* Begin *
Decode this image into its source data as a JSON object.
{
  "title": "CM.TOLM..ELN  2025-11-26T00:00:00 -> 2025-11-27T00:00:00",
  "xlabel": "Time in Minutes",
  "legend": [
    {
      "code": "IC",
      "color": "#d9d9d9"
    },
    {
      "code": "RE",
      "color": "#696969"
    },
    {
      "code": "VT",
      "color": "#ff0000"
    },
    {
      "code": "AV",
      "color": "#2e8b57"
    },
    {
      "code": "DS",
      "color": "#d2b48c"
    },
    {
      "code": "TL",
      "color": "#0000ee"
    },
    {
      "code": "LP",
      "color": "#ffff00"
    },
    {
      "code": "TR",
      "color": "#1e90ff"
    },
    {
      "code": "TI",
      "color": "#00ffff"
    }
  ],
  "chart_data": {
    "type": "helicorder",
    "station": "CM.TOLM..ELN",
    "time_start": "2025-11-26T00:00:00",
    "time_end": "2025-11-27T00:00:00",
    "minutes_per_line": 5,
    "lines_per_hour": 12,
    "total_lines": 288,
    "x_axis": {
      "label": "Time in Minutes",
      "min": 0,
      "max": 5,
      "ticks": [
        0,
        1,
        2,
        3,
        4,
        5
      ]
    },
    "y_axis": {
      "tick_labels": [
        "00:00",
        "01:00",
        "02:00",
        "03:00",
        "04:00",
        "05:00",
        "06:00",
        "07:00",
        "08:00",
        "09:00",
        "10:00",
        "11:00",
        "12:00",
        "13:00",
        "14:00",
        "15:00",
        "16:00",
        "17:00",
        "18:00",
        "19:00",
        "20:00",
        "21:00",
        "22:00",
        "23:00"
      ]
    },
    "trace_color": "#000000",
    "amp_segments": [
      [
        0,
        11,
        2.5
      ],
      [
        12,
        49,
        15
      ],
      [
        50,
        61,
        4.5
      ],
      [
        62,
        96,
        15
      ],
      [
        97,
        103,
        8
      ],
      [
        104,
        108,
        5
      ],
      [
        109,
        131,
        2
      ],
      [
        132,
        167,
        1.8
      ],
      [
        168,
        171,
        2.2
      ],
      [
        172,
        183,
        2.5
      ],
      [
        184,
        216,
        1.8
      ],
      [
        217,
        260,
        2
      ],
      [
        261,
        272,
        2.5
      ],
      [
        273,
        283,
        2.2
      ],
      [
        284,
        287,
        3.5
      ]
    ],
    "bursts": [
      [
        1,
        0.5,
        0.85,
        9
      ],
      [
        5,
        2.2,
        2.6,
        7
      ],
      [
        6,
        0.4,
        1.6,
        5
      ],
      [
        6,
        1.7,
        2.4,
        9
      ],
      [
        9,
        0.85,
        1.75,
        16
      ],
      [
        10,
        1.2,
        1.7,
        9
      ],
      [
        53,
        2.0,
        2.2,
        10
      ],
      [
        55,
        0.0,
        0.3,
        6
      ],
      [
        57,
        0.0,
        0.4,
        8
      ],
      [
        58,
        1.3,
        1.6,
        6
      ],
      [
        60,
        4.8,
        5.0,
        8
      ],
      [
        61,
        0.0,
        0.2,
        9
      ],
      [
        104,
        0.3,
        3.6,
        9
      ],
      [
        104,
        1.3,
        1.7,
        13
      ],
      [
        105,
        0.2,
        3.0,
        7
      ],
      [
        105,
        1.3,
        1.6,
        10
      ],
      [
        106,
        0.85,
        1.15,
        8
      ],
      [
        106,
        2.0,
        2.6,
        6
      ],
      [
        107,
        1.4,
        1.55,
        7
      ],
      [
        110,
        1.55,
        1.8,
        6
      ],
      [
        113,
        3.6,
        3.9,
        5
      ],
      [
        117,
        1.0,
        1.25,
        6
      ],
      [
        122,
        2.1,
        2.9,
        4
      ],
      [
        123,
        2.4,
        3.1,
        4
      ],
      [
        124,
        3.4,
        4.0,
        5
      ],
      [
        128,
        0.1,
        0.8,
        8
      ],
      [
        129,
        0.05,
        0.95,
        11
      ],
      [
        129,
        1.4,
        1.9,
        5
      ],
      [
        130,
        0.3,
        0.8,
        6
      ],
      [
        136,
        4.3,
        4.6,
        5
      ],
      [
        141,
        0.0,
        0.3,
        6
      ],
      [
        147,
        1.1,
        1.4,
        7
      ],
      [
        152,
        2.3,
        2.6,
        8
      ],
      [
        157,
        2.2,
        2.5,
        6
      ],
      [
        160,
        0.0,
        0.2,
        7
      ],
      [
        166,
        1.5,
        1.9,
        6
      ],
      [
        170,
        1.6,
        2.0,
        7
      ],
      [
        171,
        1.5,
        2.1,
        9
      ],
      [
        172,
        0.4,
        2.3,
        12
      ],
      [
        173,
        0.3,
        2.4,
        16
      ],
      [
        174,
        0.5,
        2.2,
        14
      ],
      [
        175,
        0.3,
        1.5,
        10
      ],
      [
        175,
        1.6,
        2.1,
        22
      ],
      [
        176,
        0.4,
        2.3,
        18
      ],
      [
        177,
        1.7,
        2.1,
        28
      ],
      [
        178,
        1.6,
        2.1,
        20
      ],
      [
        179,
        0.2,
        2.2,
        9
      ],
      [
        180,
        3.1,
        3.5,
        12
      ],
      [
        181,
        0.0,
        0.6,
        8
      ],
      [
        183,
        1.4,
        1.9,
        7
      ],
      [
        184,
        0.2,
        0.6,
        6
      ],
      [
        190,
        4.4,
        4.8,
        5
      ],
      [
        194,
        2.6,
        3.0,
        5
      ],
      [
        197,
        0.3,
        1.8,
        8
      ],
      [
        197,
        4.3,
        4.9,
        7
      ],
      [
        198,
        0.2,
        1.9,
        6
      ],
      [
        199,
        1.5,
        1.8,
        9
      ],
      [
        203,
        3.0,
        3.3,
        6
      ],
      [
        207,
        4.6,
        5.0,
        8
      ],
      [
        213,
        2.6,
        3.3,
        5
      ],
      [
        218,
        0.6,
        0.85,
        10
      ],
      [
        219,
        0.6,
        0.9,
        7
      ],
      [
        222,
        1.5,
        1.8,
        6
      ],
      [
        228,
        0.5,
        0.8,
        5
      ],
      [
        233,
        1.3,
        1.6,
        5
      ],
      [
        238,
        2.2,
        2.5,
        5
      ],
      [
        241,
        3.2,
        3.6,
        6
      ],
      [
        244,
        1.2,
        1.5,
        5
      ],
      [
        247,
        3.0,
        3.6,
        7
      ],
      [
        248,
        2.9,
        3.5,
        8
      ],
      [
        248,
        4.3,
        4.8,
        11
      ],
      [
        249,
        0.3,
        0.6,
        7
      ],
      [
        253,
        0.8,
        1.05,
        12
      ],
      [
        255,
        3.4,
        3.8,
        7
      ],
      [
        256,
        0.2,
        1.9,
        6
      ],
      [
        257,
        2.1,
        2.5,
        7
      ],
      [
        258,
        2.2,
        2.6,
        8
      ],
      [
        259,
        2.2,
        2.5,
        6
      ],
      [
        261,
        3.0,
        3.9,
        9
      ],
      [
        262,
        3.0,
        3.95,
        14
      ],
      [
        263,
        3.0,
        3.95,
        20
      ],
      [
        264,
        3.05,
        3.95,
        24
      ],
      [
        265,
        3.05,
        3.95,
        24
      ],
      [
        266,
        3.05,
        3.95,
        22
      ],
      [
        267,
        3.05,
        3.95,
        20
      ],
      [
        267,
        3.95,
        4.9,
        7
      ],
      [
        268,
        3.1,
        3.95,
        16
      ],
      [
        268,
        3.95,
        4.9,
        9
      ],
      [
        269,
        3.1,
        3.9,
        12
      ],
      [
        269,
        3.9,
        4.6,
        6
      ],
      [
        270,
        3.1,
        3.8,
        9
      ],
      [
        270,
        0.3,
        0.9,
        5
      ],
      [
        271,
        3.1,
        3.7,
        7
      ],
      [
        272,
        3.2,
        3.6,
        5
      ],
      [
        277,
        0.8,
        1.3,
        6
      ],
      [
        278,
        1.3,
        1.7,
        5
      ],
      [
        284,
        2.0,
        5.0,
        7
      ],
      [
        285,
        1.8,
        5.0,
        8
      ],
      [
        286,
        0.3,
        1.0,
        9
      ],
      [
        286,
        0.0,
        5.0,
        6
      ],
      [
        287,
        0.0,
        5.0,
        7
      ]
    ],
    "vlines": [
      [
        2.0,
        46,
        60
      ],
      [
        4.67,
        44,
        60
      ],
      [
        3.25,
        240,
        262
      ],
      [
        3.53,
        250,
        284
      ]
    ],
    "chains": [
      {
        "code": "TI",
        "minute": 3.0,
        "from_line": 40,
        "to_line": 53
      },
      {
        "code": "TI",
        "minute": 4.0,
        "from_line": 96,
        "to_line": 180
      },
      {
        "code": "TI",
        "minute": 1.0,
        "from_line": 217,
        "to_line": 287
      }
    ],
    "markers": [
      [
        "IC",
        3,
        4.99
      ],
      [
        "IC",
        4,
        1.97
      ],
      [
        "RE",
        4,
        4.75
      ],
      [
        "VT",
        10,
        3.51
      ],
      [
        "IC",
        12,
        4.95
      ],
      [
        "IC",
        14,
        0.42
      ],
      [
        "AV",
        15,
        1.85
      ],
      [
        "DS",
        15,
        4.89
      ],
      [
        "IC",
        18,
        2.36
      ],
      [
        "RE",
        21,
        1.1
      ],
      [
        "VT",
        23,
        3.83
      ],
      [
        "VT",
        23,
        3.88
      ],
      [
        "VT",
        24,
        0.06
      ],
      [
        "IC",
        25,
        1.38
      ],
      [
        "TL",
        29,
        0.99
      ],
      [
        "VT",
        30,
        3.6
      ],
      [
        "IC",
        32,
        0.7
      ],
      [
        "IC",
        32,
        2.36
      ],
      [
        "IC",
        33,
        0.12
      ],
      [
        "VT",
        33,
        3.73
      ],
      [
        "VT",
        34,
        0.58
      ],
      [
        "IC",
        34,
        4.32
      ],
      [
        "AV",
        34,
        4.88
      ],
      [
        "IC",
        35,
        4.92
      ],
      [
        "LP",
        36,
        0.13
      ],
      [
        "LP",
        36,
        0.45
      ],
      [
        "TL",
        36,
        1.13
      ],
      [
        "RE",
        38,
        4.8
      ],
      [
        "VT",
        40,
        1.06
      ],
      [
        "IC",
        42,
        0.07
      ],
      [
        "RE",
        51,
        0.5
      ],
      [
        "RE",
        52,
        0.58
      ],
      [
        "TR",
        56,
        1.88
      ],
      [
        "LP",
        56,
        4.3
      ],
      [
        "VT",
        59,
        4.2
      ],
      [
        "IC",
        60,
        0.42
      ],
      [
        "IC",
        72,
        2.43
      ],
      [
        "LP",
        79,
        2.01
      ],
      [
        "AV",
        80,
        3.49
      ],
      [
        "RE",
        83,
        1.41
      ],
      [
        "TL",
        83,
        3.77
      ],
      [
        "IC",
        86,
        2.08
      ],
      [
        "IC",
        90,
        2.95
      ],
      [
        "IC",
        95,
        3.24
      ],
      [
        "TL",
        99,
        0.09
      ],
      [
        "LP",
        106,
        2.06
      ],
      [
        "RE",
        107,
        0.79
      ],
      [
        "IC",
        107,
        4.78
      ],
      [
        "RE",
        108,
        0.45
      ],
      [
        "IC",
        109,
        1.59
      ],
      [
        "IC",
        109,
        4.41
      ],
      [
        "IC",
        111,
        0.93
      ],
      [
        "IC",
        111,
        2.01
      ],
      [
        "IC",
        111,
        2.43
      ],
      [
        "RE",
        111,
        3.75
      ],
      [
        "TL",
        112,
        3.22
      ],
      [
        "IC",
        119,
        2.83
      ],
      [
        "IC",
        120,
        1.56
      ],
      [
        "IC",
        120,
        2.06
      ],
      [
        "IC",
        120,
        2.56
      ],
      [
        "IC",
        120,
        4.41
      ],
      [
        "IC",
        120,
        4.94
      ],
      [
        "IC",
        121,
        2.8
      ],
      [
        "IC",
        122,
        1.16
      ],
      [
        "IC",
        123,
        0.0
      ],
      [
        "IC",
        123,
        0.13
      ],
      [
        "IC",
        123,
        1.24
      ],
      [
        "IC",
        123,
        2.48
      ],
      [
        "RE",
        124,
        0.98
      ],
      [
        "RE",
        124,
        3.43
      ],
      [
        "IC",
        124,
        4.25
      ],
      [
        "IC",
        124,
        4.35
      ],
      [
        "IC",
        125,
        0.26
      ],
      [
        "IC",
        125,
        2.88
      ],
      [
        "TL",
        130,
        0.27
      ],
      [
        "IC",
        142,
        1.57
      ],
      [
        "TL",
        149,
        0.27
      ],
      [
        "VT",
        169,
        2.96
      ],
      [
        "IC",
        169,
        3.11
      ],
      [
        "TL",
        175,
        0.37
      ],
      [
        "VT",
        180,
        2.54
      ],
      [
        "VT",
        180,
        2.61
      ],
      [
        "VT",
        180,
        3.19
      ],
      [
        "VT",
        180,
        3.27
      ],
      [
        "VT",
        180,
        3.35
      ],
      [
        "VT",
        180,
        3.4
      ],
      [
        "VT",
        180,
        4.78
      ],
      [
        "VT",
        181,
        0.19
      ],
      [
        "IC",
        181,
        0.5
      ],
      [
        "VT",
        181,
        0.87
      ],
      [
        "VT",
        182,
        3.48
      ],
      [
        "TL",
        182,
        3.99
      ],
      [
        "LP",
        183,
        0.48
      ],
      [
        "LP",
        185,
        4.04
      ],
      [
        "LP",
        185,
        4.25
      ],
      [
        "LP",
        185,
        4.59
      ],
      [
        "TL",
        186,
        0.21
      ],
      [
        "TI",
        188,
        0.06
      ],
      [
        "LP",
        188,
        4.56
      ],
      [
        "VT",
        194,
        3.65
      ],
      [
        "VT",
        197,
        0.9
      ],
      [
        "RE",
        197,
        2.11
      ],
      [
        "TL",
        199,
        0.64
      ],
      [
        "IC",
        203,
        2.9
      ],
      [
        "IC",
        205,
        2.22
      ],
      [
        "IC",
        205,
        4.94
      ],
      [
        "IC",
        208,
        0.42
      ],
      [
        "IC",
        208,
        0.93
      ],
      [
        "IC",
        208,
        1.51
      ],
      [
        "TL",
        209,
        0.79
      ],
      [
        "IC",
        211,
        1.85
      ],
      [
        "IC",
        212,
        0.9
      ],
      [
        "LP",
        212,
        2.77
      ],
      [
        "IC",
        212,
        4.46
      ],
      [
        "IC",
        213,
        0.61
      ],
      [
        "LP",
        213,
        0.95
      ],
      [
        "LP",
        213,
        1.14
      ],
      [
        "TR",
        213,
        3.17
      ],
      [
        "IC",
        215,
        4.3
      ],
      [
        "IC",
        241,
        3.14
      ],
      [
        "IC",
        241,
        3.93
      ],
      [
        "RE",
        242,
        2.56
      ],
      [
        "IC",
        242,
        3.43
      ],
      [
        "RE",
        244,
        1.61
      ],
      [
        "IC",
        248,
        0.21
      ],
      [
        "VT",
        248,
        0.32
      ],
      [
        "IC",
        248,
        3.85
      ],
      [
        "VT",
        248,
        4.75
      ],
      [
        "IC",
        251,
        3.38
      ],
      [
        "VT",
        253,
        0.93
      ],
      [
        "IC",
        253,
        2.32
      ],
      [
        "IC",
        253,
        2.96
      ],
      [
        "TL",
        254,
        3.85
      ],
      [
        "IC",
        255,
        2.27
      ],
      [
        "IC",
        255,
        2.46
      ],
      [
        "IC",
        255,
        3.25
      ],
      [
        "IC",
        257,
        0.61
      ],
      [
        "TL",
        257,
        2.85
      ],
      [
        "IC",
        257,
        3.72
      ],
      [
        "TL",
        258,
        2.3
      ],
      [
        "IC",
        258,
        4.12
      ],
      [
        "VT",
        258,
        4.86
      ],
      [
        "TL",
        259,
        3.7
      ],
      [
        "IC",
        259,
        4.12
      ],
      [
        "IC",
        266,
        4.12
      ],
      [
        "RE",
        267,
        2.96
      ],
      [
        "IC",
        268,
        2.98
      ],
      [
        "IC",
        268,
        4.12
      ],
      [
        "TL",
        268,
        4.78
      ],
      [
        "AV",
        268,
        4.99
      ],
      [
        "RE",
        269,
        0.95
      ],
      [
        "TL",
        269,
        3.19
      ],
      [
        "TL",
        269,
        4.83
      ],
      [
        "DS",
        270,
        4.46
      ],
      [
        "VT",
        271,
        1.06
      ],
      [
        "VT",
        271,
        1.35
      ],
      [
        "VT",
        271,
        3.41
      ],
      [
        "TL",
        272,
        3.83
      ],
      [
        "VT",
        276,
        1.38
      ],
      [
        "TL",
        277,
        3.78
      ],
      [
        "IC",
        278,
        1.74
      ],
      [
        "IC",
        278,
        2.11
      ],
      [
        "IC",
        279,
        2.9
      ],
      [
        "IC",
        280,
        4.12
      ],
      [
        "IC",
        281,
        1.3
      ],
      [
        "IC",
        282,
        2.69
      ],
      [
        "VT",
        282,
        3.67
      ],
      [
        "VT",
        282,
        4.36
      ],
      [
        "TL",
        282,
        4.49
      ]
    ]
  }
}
* End *
Goal: Locate each line with the word "TOLM" and copy it.

Solved problem:
  "title": "CM.TOLM..ELN  2025-11-26T00:00:00 -> 2025-11-27T00:00:00",
    "station": "CM.TOLM..ELN",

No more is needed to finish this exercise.